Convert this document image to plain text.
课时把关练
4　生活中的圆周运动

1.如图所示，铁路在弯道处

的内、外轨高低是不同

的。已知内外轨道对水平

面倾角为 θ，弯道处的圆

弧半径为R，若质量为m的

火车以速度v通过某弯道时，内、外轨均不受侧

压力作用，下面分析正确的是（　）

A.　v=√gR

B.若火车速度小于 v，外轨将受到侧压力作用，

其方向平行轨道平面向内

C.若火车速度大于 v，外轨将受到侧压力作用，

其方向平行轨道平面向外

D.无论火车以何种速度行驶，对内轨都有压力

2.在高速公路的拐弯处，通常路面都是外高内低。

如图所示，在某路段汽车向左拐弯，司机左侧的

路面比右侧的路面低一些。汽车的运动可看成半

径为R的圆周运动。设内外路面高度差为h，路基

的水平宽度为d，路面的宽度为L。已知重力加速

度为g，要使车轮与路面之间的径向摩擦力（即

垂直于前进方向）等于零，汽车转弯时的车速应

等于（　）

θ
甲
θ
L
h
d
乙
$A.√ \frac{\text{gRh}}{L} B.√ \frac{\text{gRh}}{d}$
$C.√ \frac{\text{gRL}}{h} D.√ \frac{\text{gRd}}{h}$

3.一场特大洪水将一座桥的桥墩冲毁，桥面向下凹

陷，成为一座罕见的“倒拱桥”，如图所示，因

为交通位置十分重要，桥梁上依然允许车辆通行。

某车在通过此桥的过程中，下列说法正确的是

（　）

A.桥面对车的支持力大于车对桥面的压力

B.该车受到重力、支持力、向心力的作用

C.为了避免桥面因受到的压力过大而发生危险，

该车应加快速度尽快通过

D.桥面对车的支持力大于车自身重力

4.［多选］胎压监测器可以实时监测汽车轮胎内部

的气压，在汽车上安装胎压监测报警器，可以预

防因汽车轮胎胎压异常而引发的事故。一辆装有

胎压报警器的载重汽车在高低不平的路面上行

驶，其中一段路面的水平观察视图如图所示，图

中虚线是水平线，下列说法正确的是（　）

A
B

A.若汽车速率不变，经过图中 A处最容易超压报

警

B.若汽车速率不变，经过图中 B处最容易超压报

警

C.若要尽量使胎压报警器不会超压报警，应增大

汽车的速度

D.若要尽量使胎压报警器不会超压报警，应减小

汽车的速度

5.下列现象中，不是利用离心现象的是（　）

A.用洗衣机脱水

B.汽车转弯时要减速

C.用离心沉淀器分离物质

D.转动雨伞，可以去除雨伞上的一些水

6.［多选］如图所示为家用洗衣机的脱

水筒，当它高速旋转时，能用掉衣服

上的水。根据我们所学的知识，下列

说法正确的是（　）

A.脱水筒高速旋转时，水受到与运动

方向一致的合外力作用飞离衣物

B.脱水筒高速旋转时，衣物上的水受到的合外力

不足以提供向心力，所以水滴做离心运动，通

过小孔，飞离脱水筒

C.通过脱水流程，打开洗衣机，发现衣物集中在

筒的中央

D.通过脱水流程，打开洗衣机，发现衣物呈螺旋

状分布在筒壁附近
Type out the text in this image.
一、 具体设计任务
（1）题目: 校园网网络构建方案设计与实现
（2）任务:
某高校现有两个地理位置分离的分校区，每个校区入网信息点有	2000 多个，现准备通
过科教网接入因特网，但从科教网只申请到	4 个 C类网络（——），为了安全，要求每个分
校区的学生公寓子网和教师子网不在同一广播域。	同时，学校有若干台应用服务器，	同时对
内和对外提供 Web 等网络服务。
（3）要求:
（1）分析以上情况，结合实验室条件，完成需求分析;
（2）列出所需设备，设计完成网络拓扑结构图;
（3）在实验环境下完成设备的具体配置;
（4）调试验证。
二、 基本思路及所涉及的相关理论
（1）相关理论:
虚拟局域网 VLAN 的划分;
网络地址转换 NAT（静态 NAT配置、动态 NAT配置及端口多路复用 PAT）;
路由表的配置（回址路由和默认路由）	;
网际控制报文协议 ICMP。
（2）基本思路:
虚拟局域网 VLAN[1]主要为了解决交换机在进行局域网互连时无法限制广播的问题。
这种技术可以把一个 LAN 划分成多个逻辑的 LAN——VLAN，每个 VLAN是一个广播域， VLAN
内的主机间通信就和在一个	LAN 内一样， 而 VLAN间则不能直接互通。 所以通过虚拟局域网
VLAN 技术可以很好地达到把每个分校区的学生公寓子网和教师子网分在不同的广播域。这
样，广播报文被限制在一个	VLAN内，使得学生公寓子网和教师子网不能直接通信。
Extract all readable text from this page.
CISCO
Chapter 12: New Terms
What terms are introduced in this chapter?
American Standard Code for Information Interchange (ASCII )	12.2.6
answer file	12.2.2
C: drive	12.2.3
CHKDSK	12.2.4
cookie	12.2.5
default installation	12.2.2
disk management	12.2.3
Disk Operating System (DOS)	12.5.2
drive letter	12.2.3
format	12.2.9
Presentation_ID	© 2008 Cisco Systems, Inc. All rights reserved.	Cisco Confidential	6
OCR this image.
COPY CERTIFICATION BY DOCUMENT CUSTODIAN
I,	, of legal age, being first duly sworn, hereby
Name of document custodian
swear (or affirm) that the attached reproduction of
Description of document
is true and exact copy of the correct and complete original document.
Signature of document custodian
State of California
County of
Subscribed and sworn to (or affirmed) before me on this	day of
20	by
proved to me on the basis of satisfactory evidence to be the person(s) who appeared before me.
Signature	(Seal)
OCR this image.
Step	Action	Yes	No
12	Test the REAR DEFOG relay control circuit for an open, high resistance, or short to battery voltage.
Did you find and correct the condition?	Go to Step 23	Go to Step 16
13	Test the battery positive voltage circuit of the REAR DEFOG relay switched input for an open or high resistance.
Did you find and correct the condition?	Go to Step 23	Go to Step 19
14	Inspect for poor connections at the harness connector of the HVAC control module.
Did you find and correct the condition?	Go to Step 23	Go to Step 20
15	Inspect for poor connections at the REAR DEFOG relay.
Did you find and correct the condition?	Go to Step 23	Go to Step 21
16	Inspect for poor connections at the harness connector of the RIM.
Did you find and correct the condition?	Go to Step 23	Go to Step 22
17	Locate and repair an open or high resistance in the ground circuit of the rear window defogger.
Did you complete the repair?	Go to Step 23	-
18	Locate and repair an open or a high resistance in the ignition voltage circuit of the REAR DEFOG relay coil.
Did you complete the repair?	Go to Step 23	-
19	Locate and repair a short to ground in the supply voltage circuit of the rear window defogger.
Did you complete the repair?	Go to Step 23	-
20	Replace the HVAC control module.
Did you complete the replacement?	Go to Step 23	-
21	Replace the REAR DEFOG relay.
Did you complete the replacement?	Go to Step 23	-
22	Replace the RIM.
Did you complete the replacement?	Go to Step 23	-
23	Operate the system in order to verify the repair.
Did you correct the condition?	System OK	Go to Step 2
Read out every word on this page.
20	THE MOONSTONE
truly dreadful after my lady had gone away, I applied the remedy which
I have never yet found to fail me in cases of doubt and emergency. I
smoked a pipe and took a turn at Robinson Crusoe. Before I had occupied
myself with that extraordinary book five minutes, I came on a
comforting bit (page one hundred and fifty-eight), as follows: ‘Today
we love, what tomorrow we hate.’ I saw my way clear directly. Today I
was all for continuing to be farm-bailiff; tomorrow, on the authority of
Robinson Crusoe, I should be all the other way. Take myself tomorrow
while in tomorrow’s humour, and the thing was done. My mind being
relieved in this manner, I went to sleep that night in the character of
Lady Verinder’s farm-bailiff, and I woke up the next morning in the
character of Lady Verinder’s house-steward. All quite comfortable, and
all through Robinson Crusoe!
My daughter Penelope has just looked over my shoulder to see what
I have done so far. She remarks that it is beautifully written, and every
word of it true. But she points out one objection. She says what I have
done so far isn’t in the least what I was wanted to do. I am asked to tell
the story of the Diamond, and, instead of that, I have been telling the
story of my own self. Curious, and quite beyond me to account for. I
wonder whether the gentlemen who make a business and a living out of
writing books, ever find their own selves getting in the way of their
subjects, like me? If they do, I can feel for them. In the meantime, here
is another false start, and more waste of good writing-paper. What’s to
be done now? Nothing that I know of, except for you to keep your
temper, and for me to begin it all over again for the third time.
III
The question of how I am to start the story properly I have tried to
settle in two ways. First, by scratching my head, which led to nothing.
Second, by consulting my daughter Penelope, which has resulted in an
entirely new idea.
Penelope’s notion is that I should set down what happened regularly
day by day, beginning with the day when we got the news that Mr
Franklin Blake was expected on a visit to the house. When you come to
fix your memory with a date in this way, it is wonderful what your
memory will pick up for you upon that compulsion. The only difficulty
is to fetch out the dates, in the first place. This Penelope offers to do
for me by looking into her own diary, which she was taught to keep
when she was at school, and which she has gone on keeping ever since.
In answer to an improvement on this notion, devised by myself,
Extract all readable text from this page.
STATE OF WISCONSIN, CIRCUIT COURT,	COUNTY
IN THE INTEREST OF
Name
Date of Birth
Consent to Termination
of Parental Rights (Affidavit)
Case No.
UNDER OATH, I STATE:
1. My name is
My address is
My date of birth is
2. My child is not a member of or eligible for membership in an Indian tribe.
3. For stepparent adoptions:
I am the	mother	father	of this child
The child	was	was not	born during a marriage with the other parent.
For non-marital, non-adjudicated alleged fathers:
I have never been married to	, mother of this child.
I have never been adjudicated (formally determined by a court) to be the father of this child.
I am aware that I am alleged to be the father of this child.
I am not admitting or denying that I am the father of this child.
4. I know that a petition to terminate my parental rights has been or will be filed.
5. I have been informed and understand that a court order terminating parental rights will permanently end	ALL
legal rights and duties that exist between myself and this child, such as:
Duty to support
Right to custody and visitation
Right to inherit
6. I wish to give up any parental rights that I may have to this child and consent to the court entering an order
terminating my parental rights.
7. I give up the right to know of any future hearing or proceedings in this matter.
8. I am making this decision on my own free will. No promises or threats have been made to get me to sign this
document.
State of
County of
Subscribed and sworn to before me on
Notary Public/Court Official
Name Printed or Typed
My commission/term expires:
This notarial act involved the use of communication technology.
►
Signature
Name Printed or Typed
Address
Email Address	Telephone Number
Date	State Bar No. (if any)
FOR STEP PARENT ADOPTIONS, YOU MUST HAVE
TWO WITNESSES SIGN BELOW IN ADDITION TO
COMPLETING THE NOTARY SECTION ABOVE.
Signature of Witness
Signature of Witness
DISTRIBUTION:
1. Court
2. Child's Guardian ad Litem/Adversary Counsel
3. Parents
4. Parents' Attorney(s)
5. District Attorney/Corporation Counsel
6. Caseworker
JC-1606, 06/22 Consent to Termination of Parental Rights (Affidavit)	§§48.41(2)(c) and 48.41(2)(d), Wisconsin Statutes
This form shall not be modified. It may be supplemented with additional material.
═══
Work to complete:
Search the lines for "Inspect". Copy each line that has it.

Solution for this task:
14	Inspect for poor connections at the harness connector of the HVAC control module.
15	Inspect for poor connections at the REAR DEFOG relay.
16	Inspect for poor connections at the harness connector of the RIM.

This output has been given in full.